» **Task prompt**:
From the records below, extract all the text exactly and leave the images behind.

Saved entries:
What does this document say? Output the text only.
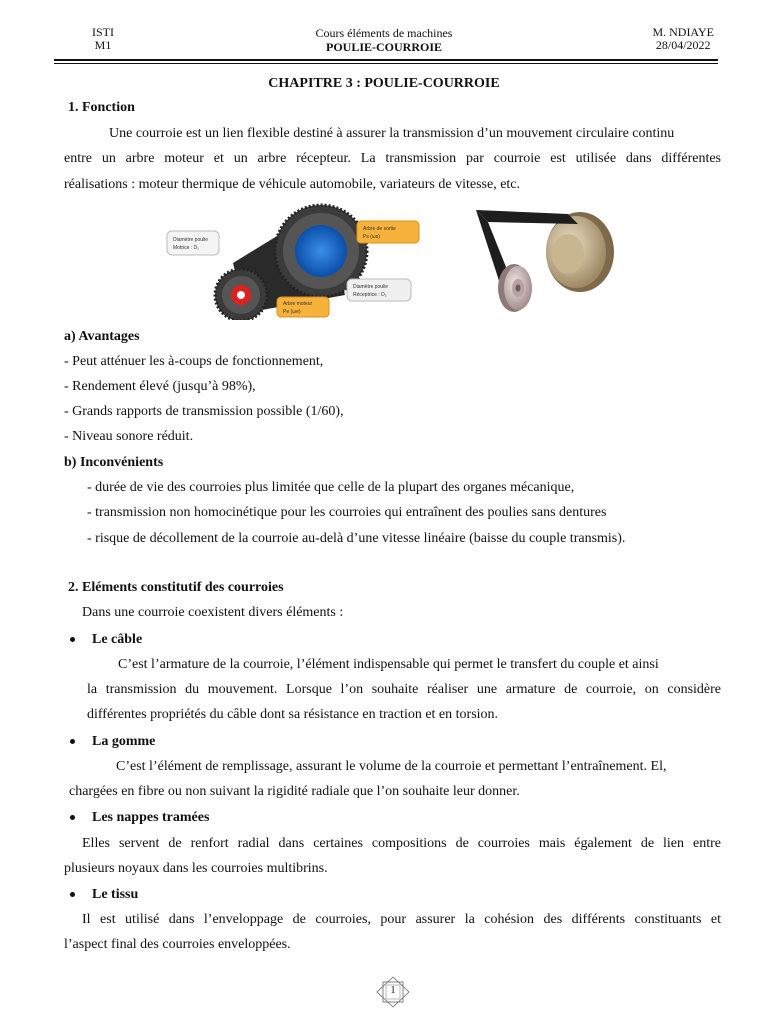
ISTI
M1
Cours éléments de machines
POULIE-COURROIE
M. NDIAYE
28/04/2022
CHAPITRE 3 : POULIE-COURROIE
1. Fonction
Une courroie est un lien flexible destiné à assurer la transmission d’un mouvement circulaire continu
entre un arbre moteur et un arbre récepteur. La transmission par courroie est utilisée dans différentes
réalisations : moteur thermique de véhicule automobile, variateurs de vitesse, etc.
Diamètre poulie
Motrice : D₁
Arbre de sortie
Ps (ωs)
Diamètre poulie
Réceptrice : D₂
Arbre moteur
Pe (ωe)
a) Avantages
- Peut atténuer les à-coups de fonctionnement,
- Rendement élevé (jusqu’à 98%),
- Grands rapports de transmission possible (1/60),
- Niveau sonore réduit.
b) Inconvénients
- durée de vie des courroies plus limitée que celle de la plupart des organes mécanique,
- transmission non homocinétique pour les courroies qui entraînent des poulies sans dentures
- risque de décollement de la courroie au-delà d’une vitesse linéaire (baisse du couple transmis).
2. Eléments constitutif des courroies
Dans une courroie coexistent divers éléments :
Le câble
C’est l’armature de la courroie, l’élément indispensable qui permet le transfert du couple et ainsi
la transmission du mouvement. Lorsque l’on souhaite réaliser une armature de courroie, on considère
différentes propriétés du câble dont sa résistance en traction et en torsion.
La gomme
C’est l’élément de remplissage, assurant le volume de la courroie et permettant l’entraînement. El,
chargées en fibre ou non suivant la rigidité radiale que l’on souhaite leur donner.
Les nappes tramées
Elles servent de renfort radial dans certaines compositions de courroies mais également de lien entre
plusieurs noyaux dans les courroies multibrins.
Le tissu
Il est utilisé dans l’enveloppage de courroies, pour assurer la cohésion des différents constituants et
l’aspect final des courroies enveloppées.
1
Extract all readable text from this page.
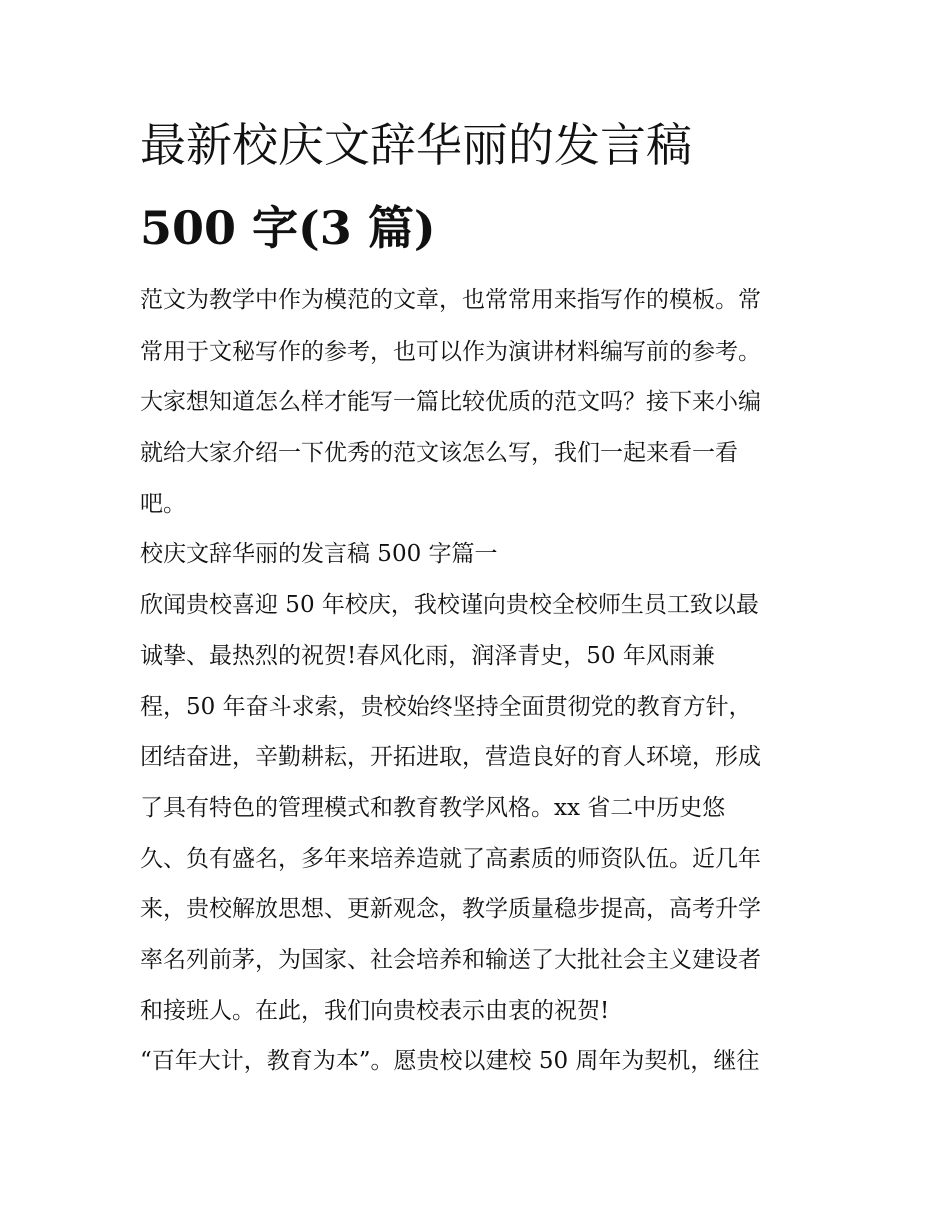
最新校庆文辞华丽的发言稿
500 字(3 篇)
范文为教学中作为模范的文章，也常常用来指写作的模板。常
常用于文秘写作的参考，也可以作为演讲材料编写前的参考。
大家想知道怎么样才能写一篇比较优质的范文吗？接下来小编
就给大家介绍一下优秀的范文该怎么写，我们一起来看一看
吧。
校庆文辞华丽的发言稿 500 字篇一
欣闻贵校喜迎 50 年校庆，我校谨向贵校全校师生员工致以最
诚挚、最热烈的祝贺!春风化雨，润泽青史，50 年风雨兼
程，50 年奋斗求索，贵校始终坚持全面贯彻党的教育方针，
团结奋进，辛勤耕耘，开拓进取，营造良好的育人环境，形成
了具有特色的管理模式和教育教学风格。xx 省二中历史悠
久、负有盛名，多年来培养造就了高素质的师资队伍。近几年
来，贵校解放思想、更新观念，教学质量稳步提高，高考升学
率名列前茅，为国家、社会培养和输送了大批社会主义建设者
和接班人。在此，我们向贵校表示由衷的祝贺!
“百年大计，教育为本”。愿贵校以建校 50 周年为契机，继往
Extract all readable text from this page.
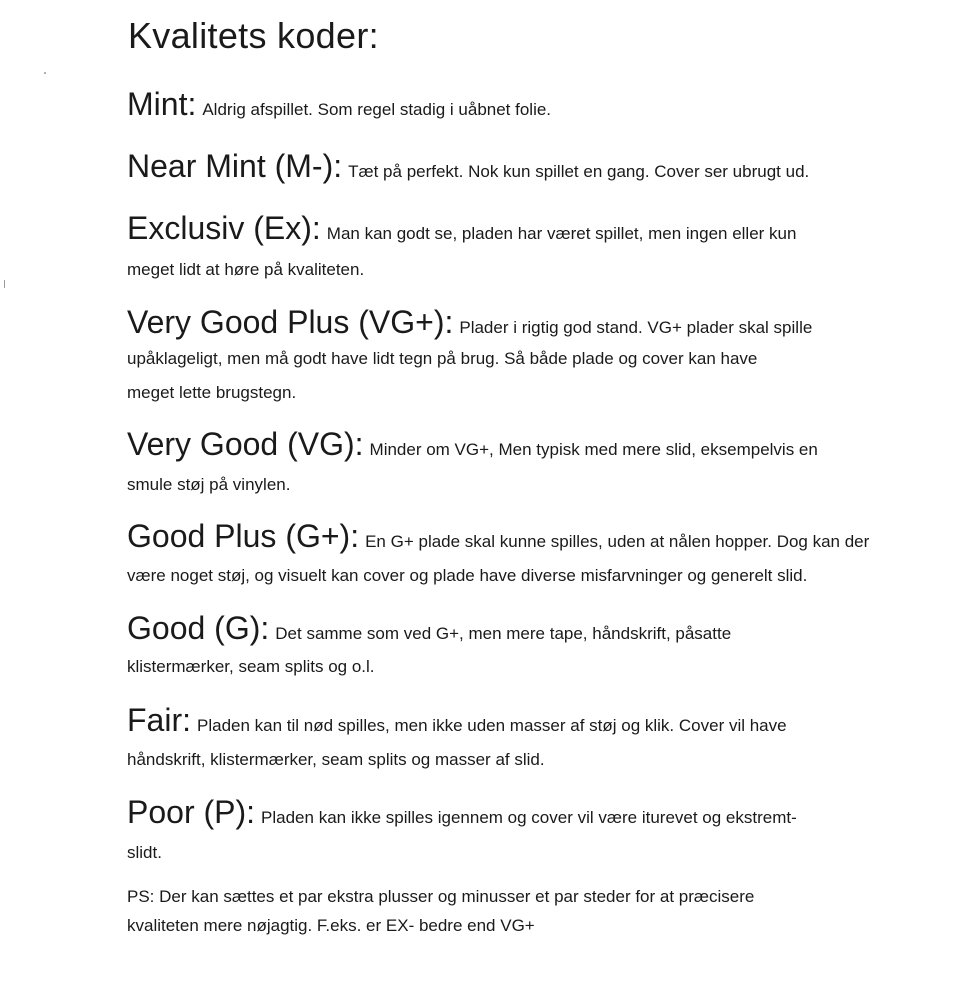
Kvalitets koder:
Mint: Aldrig afspillet. Som regel stadig i uåbnet folie.
Near Mint (M-): Tæt på perfekt. Nok kun spillet en gang. Cover ser ubrugt ud.
Exclusiv (Ex): Man kan godt se, pladen har været spillet, men ingen eller kun
meget lidt at høre på kvaliteten.
Very Good Plus (VG+): Plader i rigtig god stand. VG+ plader skal spille
upåklageligt, men må godt have lidt tegn på brug. Så både plade og cover kan have
meget lette brugstegn.
Very Good (VG): Minder om VG+, Men typisk med mere slid, eksempelvis en
smule støj på vinylen.
Good Plus (G+): En G+ plade skal kunne spilles, uden at nålen hopper. Dog kan der
være noget støj, og visuelt kan cover og plade have diverse misfarvninger og generelt slid.
Good (G): Det samme som ved G+, men mere tape, håndskrift, påsatte
klistermærker, seam splits og o.l.
Fair: Pladen kan til nød spilles, men ikke uden masser af støj og klik. Cover vil have
håndskrift, klistermærker, seam splits og masser af slid.
Poor (P): Pladen kan ikke spilles igennem og cover vil være iturevet og ekstremt-
slidt.
PS: Der kan sættes et par ekstra plusser og minusser et par steder for at præcisere
kvaliteten mere nøjagtig. F.eks. er EX- bedre end VG+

» **Result of this task**:
What does this document say? Output the text only.
ISTI
M1
Cours éléments de machines
POULIE-COURROIE
M. NDIAYE
28/04/2022
CHAPITRE 3 : POULIE-COURROIE
1. Fonction
Une courroie est un lien flexible destiné à assurer la transmission d’un mouvement circulaire continu
entre un arbre moteur et un arbre récepteur. La transmission par courroie est utilisée dans différentes
réalisations : moteur thermique de véhicule automobile, variateurs de vitesse, etc.
Diamètre poulie
Motrice : D₁
Arbre de sortie
Ps (ωs)
Diamètre poulie
Réceptrice : D₂
Arbre moteur
Pe (ωe)
a) Avantages
- Peut atténuer les à-coups de fonctionnement,
- Rendement élevé (jusqu’à 98%),
- Grands rapports de transmission possible (1/60),
- Niveau sonore réduit.
b) Inconvénients
- durée de vie des courroies plus limitée que celle de la plupart des organes mécanique,
- transmission non homocinétique pour les courroies qui entraînent des poulies sans dentures
- risque de décollement de la courroie au-delà d’une vitesse linéaire (baisse du couple transmis).
2. Eléments constitutif des courroies
Dans une courroie coexistent divers éléments :
Le câble
C’est l’armature de la courroie, l’élément indispensable qui permet le transfert du couple et ainsi
la transmission du mouvement. Lorsque l’on souhaite réaliser une armature de courroie, on considère
différentes propriétés du câble dont sa résistance en traction et en torsion.
La gomme
C’est l’élément de remplissage, assurant le volume de la courroie et permettant l’entraînement. El,
chargées en fibre ou non suivant la rigidité radiale que l’on souhaite leur donner.
Les nappes tramées
Elles servent de renfort radial dans certaines compositions de courroies mais également de lien entre
plusieurs noyaux dans les courroies multibrins.
Le tissu
Il est utilisé dans l’enveloppage de courroies, pour assurer la cohésion des différents constituants et
l’aspect final des courroies enveloppées.
1
Extract all readable text from this page.
最新校庆文辞华丽的发言稿
500 字(3 篇)
范文为教学中作为模范的文章，也常常用来指写作的模板。常
常用于文秘写作的参考，也可以作为演讲材料编写前的参考。
大家想知道怎么样才能写一篇比较优质的范文吗？接下来小编
就给大家介绍一下优秀的范文该怎么写，我们一起来看一看
吧。
校庆文辞华丽的发言稿 500 字篇一
欣闻贵校喜迎 50 年校庆，我校谨向贵校全校师生员工致以最
诚挚、最热烈的祝贺!春风化雨，润泽青史，50 年风雨兼
程，50 年奋斗求索，贵校始终坚持全面贯彻党的教育方针，
团结奋进，辛勤耕耘，开拓进取，营造良好的育人环境，形成
了具有特色的管理模式和教育教学风格。xx 省二中历史悠
久、负有盛名，多年来培养造就了高素质的师资队伍。近几年
来，贵校解放思想、更新观念，教学质量稳步提高，高考升学
率名列前茅，为国家、社会培养和输送了大批社会主义建设者
和接班人。在此，我们向贵校表示由衷的祝贺!
“百年大计，教育为本”。愿贵校以建校 50 周年为契机，继往
Extract all readable text from this page.
Kvalitets koder:
Mint: Aldrig afspillet. Som regel stadig i uåbnet folie.
Near Mint (M-): Tæt på perfekt. Nok kun spillet en gang. Cover ser ubrugt ud.
Exclusiv (Ex): Man kan godt se, pladen har været spillet, men ingen eller kun
meget lidt at høre på kvaliteten.
Very Good Plus (VG+): Plader i rigtig god stand. VG+ plader skal spille
upåklageligt, men må godt have lidt tegn på brug. Så både plade og cover kan have
meget lette brugstegn.
Very Good (VG): Minder om VG+, Men typisk med mere slid, eksempelvis en
smule støj på vinylen.
Good Plus (G+): En G+ plade skal kunne spilles, uden at nålen hopper. Dog kan der
være noget støj, og visuelt kan cover og plade have diverse misfarvninger og generelt slid.
Good (G): Det samme som ved G+, men mere tape, håndskrift, påsatte
klistermærker, seam splits og o.l.
Fair: Pladen kan til nød spilles, men ikke uden masser af støj og klik. Cover vil have
håndskrift, klistermærker, seam splits og masser af slid.
Poor (P): Pladen kan ikke spilles igennem og cover vil være iturevet og ekstremt-
slidt.
PS: Der kan sættes et par ekstra plusser og minusser et par steder for at præcisere
kvaliteten mere nøjagtig. F.eks. er EX- bedre end VG+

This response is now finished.